- TASK TO CARRY OUT
Note how many lines in the entries contain the string "Party", then give that number and nothing else.
# Start of RECORDS PROVIDED
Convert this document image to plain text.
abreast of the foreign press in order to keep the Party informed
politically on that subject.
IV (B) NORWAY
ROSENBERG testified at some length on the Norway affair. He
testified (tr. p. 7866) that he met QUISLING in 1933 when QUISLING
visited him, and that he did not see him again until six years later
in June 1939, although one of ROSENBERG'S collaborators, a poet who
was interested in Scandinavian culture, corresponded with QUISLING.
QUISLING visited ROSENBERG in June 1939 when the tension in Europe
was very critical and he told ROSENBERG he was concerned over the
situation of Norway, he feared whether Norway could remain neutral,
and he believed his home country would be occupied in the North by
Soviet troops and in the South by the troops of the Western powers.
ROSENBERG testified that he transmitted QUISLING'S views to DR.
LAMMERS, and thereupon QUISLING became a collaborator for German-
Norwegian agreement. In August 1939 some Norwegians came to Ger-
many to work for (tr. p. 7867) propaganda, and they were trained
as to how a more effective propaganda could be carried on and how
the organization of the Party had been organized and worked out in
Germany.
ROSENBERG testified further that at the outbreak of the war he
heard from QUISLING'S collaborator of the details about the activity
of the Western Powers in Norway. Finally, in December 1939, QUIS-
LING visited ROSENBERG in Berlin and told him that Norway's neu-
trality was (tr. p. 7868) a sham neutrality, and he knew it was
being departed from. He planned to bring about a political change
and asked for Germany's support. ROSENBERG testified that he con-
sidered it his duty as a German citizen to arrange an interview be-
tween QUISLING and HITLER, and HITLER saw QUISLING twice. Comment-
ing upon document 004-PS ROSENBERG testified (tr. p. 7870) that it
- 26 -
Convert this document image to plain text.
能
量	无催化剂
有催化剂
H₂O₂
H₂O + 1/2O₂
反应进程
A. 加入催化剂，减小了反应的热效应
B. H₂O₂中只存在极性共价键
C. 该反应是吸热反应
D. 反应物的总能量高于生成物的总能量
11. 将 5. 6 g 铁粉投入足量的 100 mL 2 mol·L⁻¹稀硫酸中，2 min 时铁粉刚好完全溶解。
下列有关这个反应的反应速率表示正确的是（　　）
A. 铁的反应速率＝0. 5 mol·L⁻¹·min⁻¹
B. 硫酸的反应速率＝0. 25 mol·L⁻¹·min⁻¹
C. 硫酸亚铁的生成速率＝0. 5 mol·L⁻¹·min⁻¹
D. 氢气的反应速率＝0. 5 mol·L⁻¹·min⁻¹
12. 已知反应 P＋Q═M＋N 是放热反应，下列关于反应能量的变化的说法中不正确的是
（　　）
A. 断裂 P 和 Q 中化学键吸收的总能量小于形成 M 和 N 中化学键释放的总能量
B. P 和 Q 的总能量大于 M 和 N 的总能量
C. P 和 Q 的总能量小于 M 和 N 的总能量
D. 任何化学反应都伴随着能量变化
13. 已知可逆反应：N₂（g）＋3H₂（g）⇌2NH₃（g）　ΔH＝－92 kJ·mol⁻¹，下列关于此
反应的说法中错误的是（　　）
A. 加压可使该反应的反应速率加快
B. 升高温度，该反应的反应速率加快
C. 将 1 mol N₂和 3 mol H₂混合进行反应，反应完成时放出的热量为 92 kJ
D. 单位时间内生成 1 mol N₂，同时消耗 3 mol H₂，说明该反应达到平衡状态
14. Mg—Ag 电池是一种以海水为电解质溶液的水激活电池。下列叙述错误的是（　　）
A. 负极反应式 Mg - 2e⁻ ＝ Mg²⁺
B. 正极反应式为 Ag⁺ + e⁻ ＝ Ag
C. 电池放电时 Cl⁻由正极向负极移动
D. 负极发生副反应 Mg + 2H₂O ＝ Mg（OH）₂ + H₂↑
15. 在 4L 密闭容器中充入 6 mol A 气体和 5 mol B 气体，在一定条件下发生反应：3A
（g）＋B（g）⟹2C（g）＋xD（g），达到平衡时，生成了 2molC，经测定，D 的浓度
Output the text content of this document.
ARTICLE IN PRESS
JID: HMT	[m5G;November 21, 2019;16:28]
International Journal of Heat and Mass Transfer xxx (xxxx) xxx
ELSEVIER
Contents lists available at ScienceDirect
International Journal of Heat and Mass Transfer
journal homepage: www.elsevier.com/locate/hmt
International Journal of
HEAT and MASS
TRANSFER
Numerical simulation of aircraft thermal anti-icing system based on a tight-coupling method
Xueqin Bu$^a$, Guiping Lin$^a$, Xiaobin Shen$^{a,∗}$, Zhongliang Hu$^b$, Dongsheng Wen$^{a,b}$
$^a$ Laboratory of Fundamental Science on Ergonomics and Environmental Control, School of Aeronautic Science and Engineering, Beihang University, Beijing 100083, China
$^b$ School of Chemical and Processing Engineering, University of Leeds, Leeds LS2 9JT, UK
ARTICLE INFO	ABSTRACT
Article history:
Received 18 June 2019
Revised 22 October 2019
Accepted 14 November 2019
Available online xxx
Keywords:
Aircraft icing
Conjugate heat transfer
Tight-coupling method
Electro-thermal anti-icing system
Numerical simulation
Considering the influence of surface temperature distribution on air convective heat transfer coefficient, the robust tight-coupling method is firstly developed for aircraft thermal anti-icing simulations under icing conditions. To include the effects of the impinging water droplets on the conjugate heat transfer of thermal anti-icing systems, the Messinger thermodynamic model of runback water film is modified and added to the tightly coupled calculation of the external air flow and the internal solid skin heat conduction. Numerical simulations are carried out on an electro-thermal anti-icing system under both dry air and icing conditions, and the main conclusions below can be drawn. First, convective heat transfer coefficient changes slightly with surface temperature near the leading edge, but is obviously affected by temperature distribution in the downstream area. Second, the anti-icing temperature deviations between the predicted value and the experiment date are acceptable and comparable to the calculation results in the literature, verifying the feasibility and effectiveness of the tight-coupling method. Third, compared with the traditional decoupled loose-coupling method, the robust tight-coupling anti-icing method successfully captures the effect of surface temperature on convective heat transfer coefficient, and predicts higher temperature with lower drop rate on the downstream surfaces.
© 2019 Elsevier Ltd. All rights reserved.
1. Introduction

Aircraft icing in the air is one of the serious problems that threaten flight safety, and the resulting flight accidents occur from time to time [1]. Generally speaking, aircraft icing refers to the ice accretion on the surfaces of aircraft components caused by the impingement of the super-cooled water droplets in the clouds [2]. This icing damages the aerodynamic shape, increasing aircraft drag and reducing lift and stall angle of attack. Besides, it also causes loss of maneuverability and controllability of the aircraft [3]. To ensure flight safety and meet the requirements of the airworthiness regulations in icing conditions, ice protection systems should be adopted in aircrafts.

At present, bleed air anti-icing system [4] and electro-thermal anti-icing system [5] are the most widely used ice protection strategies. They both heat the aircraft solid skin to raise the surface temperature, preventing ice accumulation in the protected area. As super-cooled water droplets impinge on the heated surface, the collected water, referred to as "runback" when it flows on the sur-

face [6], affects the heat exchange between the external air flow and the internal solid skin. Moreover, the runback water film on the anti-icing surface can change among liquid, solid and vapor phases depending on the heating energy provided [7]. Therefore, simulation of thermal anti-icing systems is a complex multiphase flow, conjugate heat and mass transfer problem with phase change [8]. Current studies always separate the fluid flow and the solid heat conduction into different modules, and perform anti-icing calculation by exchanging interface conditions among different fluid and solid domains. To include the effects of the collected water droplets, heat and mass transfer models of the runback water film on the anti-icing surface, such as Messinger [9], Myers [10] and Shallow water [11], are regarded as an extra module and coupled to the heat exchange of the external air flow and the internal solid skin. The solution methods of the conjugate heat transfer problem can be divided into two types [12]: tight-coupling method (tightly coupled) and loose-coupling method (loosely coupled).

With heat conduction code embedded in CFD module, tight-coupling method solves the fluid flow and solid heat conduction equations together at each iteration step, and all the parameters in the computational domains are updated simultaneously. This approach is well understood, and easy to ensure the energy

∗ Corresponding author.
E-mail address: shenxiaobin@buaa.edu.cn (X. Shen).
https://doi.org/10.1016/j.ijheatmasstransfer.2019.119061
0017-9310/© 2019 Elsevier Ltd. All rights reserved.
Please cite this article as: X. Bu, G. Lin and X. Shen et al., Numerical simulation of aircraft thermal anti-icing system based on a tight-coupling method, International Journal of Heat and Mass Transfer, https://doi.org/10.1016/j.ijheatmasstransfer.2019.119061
# End of RECORDS PROVIDED
- OUTPUT BELOW
2